2.4 Context Adapters

FlinkSourceReaderContext:

java
public class FlinkSourceReaderContext
    implements org.apache.seatunnel.api.source.SourceReader.Context {

    private final SourceReaderContext flinkContext;

    @Override
    public int getIndexOfSubtask() {
        return flinkContext.getIndexOfThisSubtask();
    }

    @Override
    public void sendSplitRequest() {
        // Flink automatically handles split requests
        // No explicit API needed
    }

    @Override
    public void sendSourceEventToEnumerator(SourceEvent event) {
        flinkContext.sendSourceEventToCoordinator(
            new SourceEventWrapper(event)

==============================

▶ [WRITTEN REQUEST] Reproduce the entire context adapters passage word for word. The material has no part in this task.

▶ [RECORDED DATA]
==============================

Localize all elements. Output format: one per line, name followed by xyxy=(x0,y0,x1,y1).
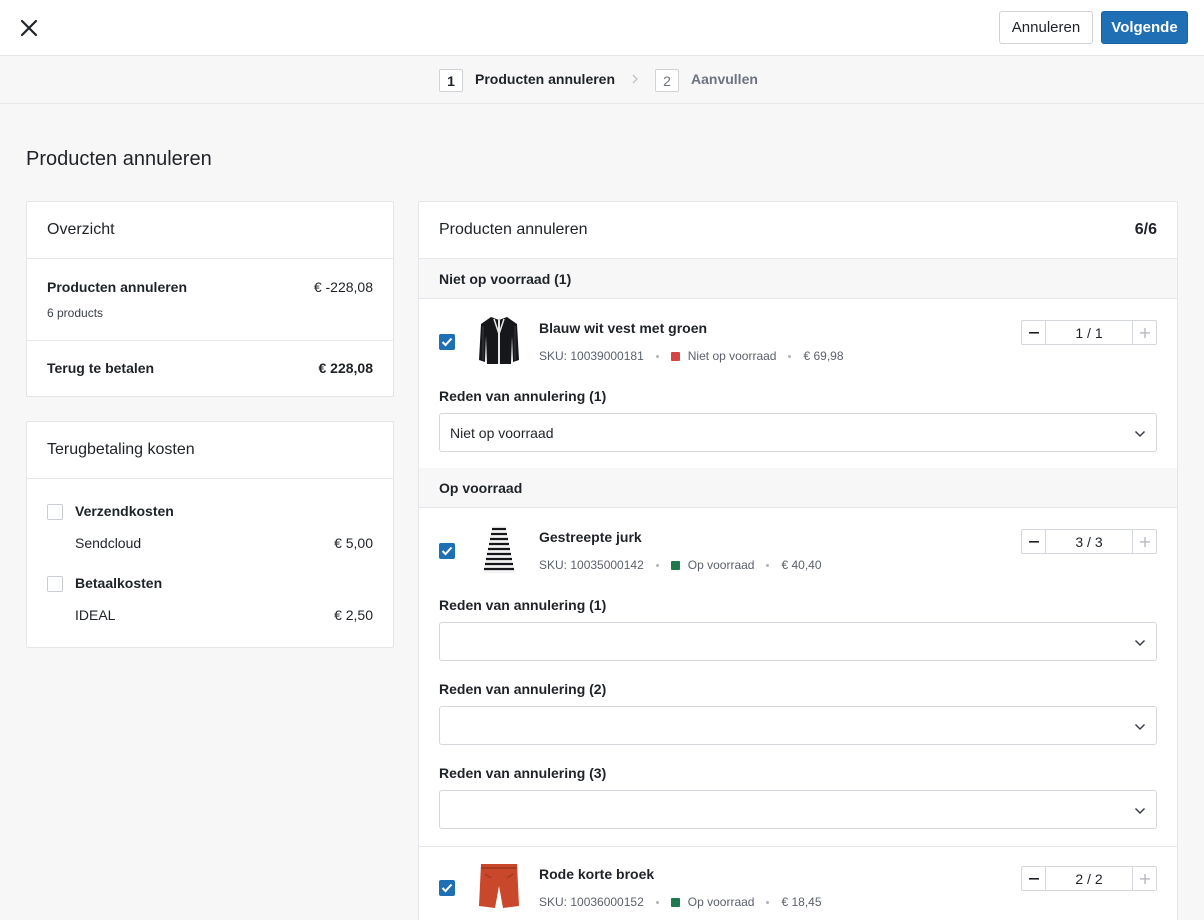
product-3-name: Rode korte broek xyxy=(539,866,655,882)
product-2-checkbox[interactable] xyxy=(439,543,455,559)
products-count: 6/6 xyxy=(1134,221,1157,238)
product-1-reason-1-value: Niet op voorraad xyxy=(450,424,554,441)
overview-card: Overzicht Producten annuleren € -228,08 … xyxy=(26,201,394,397)
product-1-quantity-stepper: 1 / 1 xyxy=(1021,320,1157,345)
product-3-image xyxy=(477,860,521,912)
separator-dot xyxy=(655,563,659,567)
product-2-stock: Op voorraad xyxy=(687,558,755,572)
product-2-name: Gestreepte jurk xyxy=(539,529,642,545)
stock-status-icon xyxy=(670,560,680,570)
product-2-price: € 40,40 xyxy=(781,558,822,572)
shipping-provider: Sendcloud xyxy=(75,535,142,551)
chevron-right-icon xyxy=(630,71,640,90)
products-card-title: Producten annuleren xyxy=(439,221,588,238)
product-3-stock: Op voorraad xyxy=(687,895,755,909)
separator-dot xyxy=(766,563,770,567)
product-1-reason-1-label: Reden van annulering (1) xyxy=(439,388,607,404)
group-in-stock: Op voorraad xyxy=(419,468,1177,508)
shipping-costs-label: Verzendkosten xyxy=(75,503,174,519)
product-2-reason-3-select[interactable] xyxy=(439,790,1157,829)
page-title: Producten annuleren xyxy=(26,148,212,170)
separator-dot xyxy=(655,354,659,358)
overview-refund-row: Terug te betalen € 228,08 xyxy=(47,360,373,376)
product-1-stock: Niet op voorraad xyxy=(687,349,777,363)
separator-dot xyxy=(788,354,792,358)
shipping-amount: € 5,00 xyxy=(334,535,373,551)
payment-provider: IDEAL xyxy=(75,607,116,623)
top-bar: Annuleren Volgende xyxy=(0,0,1204,56)
product-1-quantity[interactable]: 1 / 1 xyxy=(1045,321,1133,344)
product-2-reason-1-label: Reden van annulering (1) xyxy=(439,597,607,613)
product-2-reason-2-select[interactable] xyxy=(439,706,1157,745)
separator-dot xyxy=(766,900,770,904)
overview-refund-label: Terug te betalen xyxy=(47,360,155,376)
cancel-button[interactable]: Annuleren xyxy=(999,11,1093,44)
plus-icon[interactable] xyxy=(1133,321,1156,344)
product-3-price: € 18,45 xyxy=(781,895,822,909)
product-2-reason-3-label: Reden van annulering (3) xyxy=(439,765,607,781)
overview-cancel-row: Producten annuleren € -228,08 xyxy=(47,279,373,295)
stepper: 1 Producten annuleren 2 Aanvullen xyxy=(0,56,1204,104)
product-2-reason-2-label: Reden van annulering (2) xyxy=(439,681,607,697)
step-2-number: 2 xyxy=(655,69,679,92)
overview-cancel-amount: € -228,08 xyxy=(313,279,373,295)
payment-costs-checkbox[interactable] xyxy=(47,576,63,592)
product-1-meta: SKU: 10039000181 Niet op voorraad € 69,9… xyxy=(539,349,844,363)
separator-dot xyxy=(655,900,659,904)
shipping-costs-row: Sendcloud € 5,00 xyxy=(75,535,373,551)
minus-icon[interactable] xyxy=(1022,530,1045,553)
divider xyxy=(27,340,393,341)
product-3-quantity-stepper: 2 / 2 xyxy=(1021,866,1157,891)
product-2-quantity[interactable]: 3 / 3 xyxy=(1045,530,1133,553)
product-1-name: Blauw wit vest met groen xyxy=(539,320,708,336)
plus-icon[interactable] xyxy=(1133,867,1156,890)
product-2-sku: SKU: 10035000142 xyxy=(539,558,644,572)
step-2-label[interactable]: Aanvullen xyxy=(691,71,758,87)
chevron-down-icon xyxy=(1134,718,1146,734)
products-card-header: Producten annuleren 6/6 xyxy=(419,202,1177,259)
chevron-down-icon xyxy=(1134,425,1146,441)
payment-amount: € 2,50 xyxy=(334,607,373,623)
products-card: Producten annuleren 6/6 Niet op voorraad… xyxy=(418,201,1178,920)
product-3-meta: SKU: 10036000152 Op voorraad € 18,45 xyxy=(539,895,822,909)
overview-title: Overzicht xyxy=(27,202,393,259)
minus-icon[interactable] xyxy=(1022,321,1045,344)
product-1-sku: SKU: 10039000181 xyxy=(539,349,644,363)
overview-cancel-label: Producten annuleren xyxy=(47,279,188,295)
product-2-meta: SKU: 10035000142 Op voorraad € 40,40 xyxy=(539,558,822,572)
product-1-image xyxy=(477,314,521,366)
product-1-checkbox[interactable] xyxy=(439,334,455,350)
stock-status-icon xyxy=(670,897,680,907)
product-1-reason-1-select[interactable]: Niet op voorraad xyxy=(439,413,1157,452)
product-2-image xyxy=(477,523,521,575)
refund-costs-card: Terugbetaling kosten Verzendkosten Sendc… xyxy=(26,421,394,648)
product-3-quantity[interactable]: 2 / 2 xyxy=(1045,867,1133,890)
next-button[interactable]: Volgende xyxy=(1101,11,1188,44)
chevron-down-icon xyxy=(1134,634,1146,650)
close-icon[interactable] xyxy=(16,15,42,41)
minus-icon[interactable] xyxy=(1022,867,1045,890)
product-2-quantity-stepper: 3 / 3 xyxy=(1021,529,1157,554)
overview-refund-amount: € 228,08 xyxy=(318,360,374,376)
refund-costs-title: Terugbetaling kosten xyxy=(27,422,393,479)
product-1-price: € 69,98 xyxy=(803,349,844,363)
plus-icon[interactable] xyxy=(1133,530,1156,553)
group-out-of-stock: Niet op voorraad (1) xyxy=(419,259,1177,299)
payment-costs-label: Betaalkosten xyxy=(75,575,163,591)
product-2-reason-1-select[interactable] xyxy=(439,622,1157,661)
stock-status-icon xyxy=(670,351,680,361)
divider xyxy=(419,846,1177,847)
overview-product-count: 6 products xyxy=(47,306,104,320)
chevron-down-icon xyxy=(1134,802,1146,818)
payment-costs-row: IDEAL € 2,50 xyxy=(75,607,373,623)
step-1-label[interactable]: Producten annuleren xyxy=(475,71,615,87)
product-3-checkbox[interactable] xyxy=(439,880,455,896)
shipping-costs-checkbox[interactable] xyxy=(47,504,63,520)
product-3-sku: SKU: 10036000152 xyxy=(539,895,644,909)
step-1-number: 1 xyxy=(439,69,463,92)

==============================

▶ [FINAL RESULT]
2.4 Context Adapters

FlinkSourceReaderContext:

java
public class FlinkSourceReaderContext
    implements org.apache.seatunnel.api.source.SourceReader.Context {

    private final SourceReaderContext flinkContext;

    @Override
    public int getIndexOfSubtask() {
        return flinkContext.getIndexOfThisSubtask();
    }

    @Override
    public void sendSplitRequest() {
        // Flink automatically handles split requests
        // No explicit API needed
    }

    @Override
    public void sendSourceEventToEnumerator(SourceEvent event) {
        flinkContext.sendSourceEventToCoordinator(
            new SourceEventWrapper(event)